## Input data:
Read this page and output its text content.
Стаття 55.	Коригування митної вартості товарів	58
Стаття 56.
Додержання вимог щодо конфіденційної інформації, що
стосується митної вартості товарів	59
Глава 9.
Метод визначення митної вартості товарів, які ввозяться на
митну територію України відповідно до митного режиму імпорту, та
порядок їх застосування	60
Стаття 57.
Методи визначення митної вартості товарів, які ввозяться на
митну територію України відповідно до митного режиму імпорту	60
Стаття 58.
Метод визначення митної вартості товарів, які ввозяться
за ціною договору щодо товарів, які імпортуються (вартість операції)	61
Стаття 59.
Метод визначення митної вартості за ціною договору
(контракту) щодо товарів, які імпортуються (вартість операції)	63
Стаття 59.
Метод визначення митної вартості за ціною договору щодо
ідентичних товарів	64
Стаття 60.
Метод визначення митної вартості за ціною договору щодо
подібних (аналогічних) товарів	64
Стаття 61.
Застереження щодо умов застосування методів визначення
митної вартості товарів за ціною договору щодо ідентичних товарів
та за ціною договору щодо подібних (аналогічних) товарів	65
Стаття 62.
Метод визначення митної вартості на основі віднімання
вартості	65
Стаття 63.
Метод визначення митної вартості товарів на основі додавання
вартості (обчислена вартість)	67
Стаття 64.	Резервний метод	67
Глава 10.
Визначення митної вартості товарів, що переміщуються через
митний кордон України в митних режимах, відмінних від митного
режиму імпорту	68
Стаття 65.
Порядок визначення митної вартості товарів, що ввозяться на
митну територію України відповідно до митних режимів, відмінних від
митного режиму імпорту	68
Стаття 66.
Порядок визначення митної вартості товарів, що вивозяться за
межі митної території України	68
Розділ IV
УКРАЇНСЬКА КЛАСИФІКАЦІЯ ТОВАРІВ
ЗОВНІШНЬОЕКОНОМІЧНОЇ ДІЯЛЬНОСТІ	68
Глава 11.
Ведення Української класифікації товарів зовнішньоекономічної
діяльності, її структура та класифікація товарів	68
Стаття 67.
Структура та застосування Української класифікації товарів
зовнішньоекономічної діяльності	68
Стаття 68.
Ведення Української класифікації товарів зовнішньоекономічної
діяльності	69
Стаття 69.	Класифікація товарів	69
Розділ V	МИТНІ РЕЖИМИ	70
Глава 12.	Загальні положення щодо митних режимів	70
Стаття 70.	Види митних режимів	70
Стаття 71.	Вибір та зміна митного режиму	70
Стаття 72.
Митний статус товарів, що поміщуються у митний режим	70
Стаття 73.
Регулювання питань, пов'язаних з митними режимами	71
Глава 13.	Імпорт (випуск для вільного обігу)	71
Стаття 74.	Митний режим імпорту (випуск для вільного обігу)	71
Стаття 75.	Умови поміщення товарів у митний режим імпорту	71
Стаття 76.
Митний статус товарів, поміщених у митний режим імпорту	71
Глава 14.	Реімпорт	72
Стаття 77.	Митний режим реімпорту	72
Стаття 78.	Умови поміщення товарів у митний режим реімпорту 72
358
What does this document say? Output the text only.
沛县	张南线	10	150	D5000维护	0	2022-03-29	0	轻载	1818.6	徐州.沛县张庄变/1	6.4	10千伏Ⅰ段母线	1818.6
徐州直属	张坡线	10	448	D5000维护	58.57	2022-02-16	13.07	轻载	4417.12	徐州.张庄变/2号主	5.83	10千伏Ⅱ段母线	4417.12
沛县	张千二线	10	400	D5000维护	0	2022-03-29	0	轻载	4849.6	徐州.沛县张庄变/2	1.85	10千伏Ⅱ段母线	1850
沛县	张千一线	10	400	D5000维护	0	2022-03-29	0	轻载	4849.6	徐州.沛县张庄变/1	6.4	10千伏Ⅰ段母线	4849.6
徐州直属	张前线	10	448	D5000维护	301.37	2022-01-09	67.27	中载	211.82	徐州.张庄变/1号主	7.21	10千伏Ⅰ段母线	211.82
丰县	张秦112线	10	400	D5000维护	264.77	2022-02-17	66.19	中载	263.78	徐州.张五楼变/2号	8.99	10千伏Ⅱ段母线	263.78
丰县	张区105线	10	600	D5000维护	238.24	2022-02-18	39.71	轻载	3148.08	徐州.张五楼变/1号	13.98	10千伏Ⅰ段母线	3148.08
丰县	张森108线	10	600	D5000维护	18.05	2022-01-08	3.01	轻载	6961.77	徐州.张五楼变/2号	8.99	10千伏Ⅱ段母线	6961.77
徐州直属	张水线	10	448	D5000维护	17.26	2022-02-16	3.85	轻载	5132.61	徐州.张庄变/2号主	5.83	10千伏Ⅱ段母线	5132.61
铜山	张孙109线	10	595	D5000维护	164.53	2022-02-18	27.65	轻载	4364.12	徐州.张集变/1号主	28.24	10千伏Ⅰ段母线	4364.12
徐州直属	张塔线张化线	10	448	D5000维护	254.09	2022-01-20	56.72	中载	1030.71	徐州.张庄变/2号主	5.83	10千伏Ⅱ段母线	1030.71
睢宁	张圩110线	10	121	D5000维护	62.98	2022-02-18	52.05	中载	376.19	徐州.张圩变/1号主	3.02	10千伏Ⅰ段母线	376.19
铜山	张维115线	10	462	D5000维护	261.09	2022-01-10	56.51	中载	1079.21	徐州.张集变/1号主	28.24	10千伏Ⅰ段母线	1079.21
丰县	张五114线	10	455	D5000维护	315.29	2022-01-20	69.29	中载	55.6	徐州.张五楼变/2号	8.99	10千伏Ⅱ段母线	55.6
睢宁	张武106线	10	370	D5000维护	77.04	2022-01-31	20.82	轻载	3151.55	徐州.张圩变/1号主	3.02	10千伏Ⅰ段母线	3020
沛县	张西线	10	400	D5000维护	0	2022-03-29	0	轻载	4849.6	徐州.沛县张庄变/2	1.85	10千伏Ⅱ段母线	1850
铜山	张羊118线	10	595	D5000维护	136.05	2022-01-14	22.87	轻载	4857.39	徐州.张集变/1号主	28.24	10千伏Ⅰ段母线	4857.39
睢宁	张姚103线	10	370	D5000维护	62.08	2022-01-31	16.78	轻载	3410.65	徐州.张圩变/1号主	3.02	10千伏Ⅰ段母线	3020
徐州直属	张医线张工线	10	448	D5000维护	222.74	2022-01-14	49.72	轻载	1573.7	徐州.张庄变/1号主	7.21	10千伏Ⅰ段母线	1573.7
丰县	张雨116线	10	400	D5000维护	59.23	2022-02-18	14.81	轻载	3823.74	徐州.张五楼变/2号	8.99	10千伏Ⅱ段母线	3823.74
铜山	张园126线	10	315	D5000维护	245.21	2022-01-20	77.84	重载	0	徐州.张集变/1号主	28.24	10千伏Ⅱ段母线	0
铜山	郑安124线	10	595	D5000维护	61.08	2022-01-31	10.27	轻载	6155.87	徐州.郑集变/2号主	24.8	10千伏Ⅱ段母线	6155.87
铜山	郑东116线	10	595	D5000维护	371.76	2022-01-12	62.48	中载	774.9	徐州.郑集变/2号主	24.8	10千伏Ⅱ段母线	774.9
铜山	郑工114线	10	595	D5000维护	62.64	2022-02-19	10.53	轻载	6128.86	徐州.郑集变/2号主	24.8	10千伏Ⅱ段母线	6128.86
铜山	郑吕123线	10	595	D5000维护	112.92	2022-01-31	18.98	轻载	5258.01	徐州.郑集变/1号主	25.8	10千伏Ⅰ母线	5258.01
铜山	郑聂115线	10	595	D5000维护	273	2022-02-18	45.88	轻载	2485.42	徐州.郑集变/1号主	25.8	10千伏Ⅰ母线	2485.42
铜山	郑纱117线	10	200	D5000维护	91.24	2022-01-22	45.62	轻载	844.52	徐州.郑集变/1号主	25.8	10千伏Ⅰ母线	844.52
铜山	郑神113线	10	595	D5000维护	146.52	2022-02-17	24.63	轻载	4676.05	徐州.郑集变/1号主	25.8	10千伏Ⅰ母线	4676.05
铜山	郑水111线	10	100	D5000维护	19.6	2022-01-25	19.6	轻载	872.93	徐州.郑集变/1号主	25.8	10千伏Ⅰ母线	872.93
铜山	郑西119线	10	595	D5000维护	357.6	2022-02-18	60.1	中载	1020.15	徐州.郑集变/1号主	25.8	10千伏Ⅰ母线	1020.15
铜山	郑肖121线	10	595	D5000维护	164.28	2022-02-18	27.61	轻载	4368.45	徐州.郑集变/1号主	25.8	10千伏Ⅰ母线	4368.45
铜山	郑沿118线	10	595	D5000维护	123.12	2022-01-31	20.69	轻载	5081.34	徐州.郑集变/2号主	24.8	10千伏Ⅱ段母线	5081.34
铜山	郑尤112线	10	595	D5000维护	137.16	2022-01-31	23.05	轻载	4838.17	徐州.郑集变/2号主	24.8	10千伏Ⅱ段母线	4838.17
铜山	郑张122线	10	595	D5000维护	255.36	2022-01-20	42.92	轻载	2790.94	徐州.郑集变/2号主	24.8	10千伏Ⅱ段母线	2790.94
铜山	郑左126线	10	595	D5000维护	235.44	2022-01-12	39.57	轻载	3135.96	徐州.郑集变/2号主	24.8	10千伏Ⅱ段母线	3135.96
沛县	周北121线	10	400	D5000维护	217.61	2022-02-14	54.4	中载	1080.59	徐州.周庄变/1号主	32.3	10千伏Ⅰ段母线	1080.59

## Exercise directions:
Show the lines of the data that hold the word "договору".

## Output of the task:
за ціною договору щодо товарів, які імпортуються (вартість операції)	61
Метод визначення митної вартості за ціною договору
Метод визначення митної вартості за ціною договору щодо
Метод визначення митної вартості за ціною договору щодо
митної вартості товарів за ціною договору щодо ідентичних товарів
та за ціною договору щодо подібних (аналогічних) товарів	65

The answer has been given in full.